[BEGIN]

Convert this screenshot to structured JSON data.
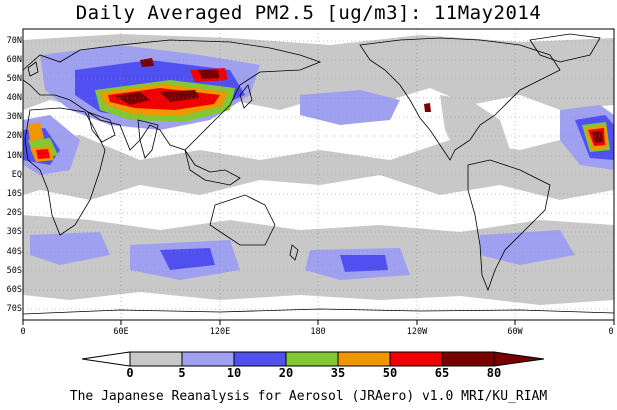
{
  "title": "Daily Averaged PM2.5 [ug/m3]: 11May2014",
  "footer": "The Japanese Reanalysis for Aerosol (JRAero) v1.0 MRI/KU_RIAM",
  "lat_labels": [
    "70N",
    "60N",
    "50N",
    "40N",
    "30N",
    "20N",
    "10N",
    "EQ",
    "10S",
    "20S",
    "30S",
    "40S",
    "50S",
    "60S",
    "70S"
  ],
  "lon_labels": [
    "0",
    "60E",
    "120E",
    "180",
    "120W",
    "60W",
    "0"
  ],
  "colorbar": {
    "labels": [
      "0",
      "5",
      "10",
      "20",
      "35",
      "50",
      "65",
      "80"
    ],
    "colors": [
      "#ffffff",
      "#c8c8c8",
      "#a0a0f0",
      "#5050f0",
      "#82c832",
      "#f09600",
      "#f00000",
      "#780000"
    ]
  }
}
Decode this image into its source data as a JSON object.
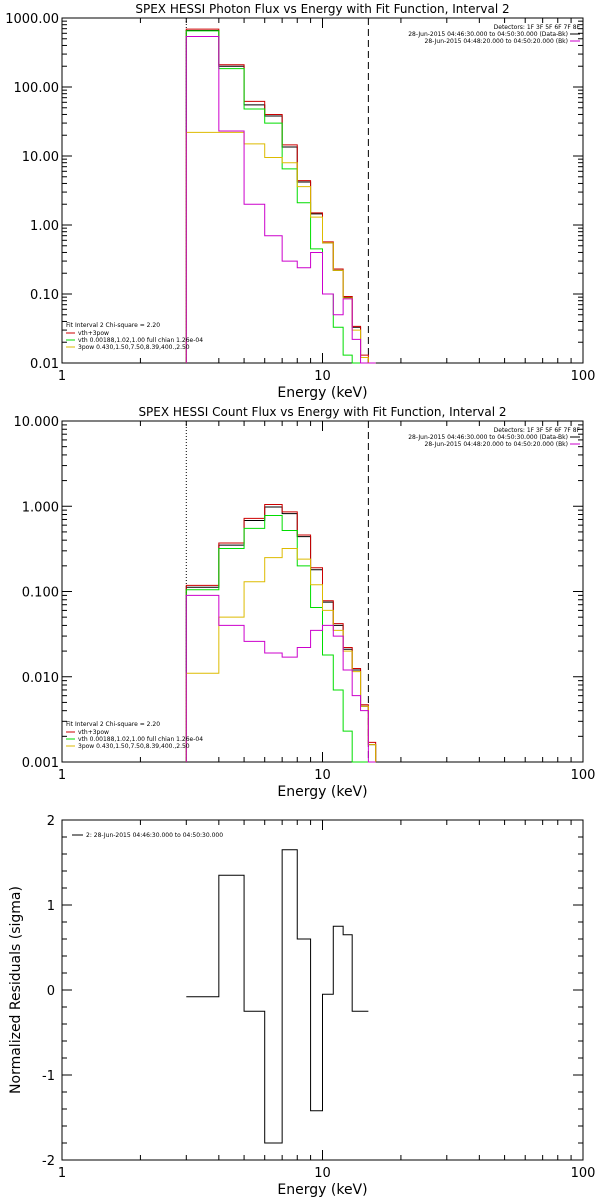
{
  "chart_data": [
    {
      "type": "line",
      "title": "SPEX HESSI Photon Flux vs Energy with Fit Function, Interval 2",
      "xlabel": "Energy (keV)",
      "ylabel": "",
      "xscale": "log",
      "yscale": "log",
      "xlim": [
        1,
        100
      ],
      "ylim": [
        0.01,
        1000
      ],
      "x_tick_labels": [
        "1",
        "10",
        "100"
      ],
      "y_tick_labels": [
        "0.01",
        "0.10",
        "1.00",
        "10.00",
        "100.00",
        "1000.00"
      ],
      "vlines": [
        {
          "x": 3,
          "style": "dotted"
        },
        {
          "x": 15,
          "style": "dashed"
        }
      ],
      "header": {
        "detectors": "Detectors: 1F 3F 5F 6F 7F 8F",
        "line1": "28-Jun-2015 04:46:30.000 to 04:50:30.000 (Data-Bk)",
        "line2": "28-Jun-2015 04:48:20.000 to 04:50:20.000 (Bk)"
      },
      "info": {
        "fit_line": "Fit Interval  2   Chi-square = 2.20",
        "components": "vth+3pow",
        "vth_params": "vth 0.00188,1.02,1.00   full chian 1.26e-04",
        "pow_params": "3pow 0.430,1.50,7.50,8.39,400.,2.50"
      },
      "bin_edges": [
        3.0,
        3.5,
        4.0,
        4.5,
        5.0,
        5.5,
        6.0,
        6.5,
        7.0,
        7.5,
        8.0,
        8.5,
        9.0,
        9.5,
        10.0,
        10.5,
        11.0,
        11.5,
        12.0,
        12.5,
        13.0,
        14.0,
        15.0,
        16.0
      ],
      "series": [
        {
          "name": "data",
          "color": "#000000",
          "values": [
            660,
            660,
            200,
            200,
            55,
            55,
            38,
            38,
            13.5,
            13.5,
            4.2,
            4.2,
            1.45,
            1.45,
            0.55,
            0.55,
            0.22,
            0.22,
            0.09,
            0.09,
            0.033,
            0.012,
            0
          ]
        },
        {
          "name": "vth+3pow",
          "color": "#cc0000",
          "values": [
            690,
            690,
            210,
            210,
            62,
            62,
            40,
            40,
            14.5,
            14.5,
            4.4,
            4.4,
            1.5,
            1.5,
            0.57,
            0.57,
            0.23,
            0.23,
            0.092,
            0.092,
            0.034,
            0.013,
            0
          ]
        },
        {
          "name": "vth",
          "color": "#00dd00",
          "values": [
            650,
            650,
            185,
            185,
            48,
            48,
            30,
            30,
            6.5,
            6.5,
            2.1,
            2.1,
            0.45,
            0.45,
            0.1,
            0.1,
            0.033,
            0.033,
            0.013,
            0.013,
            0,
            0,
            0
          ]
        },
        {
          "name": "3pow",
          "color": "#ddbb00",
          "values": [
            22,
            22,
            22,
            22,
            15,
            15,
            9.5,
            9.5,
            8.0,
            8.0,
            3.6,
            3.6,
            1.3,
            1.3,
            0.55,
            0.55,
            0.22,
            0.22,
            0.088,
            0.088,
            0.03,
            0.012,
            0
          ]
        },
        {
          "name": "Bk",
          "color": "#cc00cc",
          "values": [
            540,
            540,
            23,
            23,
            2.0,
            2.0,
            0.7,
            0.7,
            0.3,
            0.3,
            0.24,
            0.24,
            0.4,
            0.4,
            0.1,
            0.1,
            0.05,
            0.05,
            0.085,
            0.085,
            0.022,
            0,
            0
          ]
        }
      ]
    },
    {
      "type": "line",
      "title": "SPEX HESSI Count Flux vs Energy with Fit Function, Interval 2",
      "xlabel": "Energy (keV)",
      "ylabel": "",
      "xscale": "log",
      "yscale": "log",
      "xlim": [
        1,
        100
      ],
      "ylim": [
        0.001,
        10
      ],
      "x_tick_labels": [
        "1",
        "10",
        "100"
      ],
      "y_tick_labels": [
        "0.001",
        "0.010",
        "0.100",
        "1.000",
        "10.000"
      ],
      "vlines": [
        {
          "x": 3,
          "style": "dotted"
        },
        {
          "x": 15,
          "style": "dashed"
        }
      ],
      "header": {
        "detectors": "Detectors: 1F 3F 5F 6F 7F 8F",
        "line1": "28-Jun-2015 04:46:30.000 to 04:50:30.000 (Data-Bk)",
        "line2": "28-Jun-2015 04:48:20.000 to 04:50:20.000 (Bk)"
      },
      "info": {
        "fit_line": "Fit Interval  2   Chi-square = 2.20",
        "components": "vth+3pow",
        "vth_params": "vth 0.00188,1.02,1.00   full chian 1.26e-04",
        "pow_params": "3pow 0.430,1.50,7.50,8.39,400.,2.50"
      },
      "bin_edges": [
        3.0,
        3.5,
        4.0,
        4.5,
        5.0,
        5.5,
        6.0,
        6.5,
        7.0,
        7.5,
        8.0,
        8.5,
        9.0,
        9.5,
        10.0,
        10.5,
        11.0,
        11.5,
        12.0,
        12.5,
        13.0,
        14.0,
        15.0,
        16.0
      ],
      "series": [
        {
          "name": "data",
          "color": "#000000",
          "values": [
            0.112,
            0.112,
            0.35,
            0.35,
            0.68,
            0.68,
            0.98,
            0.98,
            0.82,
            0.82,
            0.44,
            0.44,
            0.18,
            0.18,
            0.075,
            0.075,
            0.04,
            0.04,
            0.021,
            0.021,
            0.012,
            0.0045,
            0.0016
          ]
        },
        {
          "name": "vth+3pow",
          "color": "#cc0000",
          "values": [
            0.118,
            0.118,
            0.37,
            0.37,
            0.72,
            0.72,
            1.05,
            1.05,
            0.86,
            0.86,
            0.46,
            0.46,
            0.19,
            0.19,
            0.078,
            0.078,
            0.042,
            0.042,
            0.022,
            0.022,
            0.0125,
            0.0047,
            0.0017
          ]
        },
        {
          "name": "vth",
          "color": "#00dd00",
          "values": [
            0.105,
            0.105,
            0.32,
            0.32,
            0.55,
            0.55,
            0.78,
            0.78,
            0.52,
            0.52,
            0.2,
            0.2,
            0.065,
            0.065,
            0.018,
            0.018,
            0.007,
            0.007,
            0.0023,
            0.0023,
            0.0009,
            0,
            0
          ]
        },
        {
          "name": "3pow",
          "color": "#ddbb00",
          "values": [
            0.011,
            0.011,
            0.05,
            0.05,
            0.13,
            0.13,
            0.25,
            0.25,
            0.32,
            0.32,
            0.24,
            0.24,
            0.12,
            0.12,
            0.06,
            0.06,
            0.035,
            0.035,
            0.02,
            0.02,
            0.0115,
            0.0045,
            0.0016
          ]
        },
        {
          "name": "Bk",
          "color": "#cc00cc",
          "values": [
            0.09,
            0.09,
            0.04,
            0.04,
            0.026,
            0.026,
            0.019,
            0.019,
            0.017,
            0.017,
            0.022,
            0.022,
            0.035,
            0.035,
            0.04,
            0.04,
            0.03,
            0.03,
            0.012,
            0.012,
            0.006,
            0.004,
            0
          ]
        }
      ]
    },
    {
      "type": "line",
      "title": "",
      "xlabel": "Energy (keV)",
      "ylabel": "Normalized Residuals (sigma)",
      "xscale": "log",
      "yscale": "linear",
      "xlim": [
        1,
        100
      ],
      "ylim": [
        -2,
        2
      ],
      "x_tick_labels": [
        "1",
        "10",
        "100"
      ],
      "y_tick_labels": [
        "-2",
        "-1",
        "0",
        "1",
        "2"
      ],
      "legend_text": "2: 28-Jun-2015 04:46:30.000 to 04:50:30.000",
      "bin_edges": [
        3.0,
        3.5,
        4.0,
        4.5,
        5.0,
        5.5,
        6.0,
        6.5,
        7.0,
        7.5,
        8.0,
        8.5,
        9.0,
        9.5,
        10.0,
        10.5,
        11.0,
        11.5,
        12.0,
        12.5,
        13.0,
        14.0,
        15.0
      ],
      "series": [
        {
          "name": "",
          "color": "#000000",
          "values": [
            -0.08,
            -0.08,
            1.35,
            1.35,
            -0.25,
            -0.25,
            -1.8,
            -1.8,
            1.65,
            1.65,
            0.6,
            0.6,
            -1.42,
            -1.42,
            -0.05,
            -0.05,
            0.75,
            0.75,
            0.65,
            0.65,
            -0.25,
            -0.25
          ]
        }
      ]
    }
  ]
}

[END]
[BEGIN]

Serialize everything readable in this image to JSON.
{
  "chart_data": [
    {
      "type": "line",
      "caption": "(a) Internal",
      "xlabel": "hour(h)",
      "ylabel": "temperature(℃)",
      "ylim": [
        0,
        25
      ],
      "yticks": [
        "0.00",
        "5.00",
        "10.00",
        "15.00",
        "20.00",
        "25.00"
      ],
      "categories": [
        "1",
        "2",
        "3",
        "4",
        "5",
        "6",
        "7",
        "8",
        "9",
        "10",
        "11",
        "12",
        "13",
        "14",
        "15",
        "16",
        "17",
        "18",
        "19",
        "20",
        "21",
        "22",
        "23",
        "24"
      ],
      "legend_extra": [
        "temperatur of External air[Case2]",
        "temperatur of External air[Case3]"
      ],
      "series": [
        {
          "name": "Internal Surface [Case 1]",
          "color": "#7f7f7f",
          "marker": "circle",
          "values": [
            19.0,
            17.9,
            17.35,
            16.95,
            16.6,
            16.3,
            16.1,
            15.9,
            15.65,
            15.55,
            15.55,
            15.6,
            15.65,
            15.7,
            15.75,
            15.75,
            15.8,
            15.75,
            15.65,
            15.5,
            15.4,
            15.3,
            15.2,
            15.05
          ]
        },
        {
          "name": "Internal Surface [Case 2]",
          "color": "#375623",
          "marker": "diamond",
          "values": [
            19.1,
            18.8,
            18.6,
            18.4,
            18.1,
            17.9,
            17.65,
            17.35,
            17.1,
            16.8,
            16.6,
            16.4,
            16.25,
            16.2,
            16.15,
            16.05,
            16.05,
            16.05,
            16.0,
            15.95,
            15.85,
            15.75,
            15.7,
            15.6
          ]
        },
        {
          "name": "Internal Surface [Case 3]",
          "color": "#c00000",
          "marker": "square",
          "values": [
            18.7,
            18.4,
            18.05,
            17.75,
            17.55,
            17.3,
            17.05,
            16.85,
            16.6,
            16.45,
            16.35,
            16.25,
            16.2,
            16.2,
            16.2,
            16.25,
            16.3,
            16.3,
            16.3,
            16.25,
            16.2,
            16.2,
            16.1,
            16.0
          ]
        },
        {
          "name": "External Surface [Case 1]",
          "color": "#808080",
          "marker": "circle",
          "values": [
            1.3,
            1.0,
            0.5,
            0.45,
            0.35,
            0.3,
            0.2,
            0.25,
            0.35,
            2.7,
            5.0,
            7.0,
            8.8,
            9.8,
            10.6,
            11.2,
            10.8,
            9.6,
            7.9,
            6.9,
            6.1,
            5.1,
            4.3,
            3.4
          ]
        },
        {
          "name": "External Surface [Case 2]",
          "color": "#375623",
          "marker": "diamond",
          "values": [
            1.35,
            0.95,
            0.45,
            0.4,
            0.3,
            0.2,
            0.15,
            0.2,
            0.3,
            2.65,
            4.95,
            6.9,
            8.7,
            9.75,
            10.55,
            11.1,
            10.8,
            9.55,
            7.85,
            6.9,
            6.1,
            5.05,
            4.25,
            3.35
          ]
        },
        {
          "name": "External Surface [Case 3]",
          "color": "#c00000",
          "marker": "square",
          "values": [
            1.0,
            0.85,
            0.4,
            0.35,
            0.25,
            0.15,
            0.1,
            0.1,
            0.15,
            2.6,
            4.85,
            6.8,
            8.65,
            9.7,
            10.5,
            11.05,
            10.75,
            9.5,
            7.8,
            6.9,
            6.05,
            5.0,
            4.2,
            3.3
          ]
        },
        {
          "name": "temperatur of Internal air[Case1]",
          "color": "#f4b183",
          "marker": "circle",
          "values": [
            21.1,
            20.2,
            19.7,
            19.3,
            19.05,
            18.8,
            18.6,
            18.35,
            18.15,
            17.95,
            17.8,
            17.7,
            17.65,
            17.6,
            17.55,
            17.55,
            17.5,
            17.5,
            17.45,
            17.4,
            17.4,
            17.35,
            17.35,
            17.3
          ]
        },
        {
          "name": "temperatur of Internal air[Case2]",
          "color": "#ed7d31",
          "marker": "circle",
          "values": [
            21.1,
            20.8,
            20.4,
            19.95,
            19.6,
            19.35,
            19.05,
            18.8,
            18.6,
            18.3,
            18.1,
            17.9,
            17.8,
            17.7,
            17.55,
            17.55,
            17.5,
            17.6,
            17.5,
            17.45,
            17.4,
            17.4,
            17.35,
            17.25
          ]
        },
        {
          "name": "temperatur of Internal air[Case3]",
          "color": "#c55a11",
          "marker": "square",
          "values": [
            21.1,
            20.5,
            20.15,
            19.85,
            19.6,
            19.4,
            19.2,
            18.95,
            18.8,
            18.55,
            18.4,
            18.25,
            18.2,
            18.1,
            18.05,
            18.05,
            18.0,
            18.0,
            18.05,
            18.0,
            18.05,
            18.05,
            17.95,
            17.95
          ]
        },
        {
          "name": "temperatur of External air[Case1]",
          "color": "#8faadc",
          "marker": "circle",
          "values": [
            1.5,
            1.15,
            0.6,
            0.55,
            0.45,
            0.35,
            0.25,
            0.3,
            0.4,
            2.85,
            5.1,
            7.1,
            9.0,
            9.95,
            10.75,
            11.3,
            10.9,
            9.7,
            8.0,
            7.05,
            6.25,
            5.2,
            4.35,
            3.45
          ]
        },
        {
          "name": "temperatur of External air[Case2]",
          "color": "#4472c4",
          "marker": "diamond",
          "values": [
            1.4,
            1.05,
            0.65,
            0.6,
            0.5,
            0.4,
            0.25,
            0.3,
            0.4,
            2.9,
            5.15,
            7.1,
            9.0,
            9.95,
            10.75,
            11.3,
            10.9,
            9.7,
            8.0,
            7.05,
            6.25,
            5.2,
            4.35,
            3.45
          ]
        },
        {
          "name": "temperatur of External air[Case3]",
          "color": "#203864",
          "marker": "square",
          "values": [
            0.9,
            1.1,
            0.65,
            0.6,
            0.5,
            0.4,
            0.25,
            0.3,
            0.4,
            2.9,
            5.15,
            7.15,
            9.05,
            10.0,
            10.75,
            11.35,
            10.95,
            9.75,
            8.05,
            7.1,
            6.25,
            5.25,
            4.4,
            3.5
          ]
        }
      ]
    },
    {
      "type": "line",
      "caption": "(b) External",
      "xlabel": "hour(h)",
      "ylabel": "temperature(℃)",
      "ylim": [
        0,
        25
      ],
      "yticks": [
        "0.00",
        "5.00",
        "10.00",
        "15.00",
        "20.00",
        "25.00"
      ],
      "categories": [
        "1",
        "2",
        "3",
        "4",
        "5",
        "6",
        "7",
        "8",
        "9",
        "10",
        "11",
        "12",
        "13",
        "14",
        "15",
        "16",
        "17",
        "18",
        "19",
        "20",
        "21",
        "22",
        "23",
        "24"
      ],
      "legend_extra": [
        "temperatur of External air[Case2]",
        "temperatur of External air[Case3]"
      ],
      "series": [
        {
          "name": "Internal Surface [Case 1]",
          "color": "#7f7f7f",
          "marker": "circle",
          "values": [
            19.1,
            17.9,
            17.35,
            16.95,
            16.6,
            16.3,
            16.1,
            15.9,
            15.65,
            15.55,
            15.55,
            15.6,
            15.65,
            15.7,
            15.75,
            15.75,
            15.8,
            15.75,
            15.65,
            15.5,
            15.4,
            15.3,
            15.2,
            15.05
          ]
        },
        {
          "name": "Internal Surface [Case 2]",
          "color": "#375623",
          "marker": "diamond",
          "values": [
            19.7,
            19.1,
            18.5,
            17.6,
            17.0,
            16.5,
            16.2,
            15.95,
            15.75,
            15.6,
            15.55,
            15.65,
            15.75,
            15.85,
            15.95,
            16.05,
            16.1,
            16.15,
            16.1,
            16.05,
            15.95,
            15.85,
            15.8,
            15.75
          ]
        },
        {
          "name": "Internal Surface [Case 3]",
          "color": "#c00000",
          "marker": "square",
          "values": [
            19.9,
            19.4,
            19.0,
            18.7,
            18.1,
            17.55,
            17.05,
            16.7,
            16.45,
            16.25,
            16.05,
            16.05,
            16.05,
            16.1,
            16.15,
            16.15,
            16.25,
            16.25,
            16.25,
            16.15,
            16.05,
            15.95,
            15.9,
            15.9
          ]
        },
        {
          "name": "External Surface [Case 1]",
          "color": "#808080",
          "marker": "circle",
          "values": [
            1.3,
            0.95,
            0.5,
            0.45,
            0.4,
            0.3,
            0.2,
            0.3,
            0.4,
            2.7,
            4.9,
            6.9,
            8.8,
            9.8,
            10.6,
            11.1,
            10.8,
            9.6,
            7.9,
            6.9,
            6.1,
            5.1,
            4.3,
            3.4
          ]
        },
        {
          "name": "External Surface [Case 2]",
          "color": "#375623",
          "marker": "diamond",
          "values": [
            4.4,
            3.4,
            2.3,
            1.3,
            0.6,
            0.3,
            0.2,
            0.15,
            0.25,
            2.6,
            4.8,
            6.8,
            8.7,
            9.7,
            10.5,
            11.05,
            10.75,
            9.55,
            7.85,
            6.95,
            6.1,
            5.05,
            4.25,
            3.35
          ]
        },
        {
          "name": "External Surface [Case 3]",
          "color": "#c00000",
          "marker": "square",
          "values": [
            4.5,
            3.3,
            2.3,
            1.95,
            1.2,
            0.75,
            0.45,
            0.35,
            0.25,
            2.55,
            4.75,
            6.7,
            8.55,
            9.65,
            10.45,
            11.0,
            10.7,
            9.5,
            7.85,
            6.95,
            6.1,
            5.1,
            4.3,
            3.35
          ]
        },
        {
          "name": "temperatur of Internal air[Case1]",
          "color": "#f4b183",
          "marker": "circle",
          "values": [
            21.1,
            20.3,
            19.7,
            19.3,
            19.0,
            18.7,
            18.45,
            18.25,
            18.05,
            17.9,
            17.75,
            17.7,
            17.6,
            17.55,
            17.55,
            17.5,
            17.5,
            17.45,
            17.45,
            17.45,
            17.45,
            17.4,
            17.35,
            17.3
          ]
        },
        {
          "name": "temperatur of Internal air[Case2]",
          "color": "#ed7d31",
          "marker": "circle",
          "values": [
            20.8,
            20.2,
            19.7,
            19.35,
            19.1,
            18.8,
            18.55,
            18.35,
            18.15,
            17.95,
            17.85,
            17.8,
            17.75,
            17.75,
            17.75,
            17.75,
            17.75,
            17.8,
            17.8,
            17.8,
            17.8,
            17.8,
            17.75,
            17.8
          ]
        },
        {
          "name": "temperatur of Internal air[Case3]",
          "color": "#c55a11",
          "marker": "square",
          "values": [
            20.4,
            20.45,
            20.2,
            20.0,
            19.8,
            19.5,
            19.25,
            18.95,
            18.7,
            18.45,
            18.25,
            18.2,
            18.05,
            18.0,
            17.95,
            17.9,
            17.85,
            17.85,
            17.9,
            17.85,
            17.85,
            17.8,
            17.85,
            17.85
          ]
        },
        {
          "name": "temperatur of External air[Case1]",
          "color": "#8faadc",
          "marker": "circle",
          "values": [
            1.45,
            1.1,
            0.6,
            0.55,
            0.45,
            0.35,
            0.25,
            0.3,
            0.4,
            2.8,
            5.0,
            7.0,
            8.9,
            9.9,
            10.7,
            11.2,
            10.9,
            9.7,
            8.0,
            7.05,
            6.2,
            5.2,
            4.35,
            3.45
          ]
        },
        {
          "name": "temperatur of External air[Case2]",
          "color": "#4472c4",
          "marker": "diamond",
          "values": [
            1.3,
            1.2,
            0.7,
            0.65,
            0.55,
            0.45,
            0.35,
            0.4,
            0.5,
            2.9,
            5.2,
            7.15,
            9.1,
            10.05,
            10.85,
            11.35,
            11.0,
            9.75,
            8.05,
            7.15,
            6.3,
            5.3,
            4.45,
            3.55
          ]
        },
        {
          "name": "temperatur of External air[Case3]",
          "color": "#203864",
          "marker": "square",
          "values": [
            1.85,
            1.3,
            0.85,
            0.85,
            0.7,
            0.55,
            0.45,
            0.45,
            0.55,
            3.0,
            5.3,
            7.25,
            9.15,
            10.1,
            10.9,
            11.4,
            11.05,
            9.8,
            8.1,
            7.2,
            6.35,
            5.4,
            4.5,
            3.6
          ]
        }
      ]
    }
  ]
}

[END]

* _AIM OF THE EXERCISE_: Work out how many lines of the material above contain the word "this", then give only that figure.

* _TASK RESULT_: 3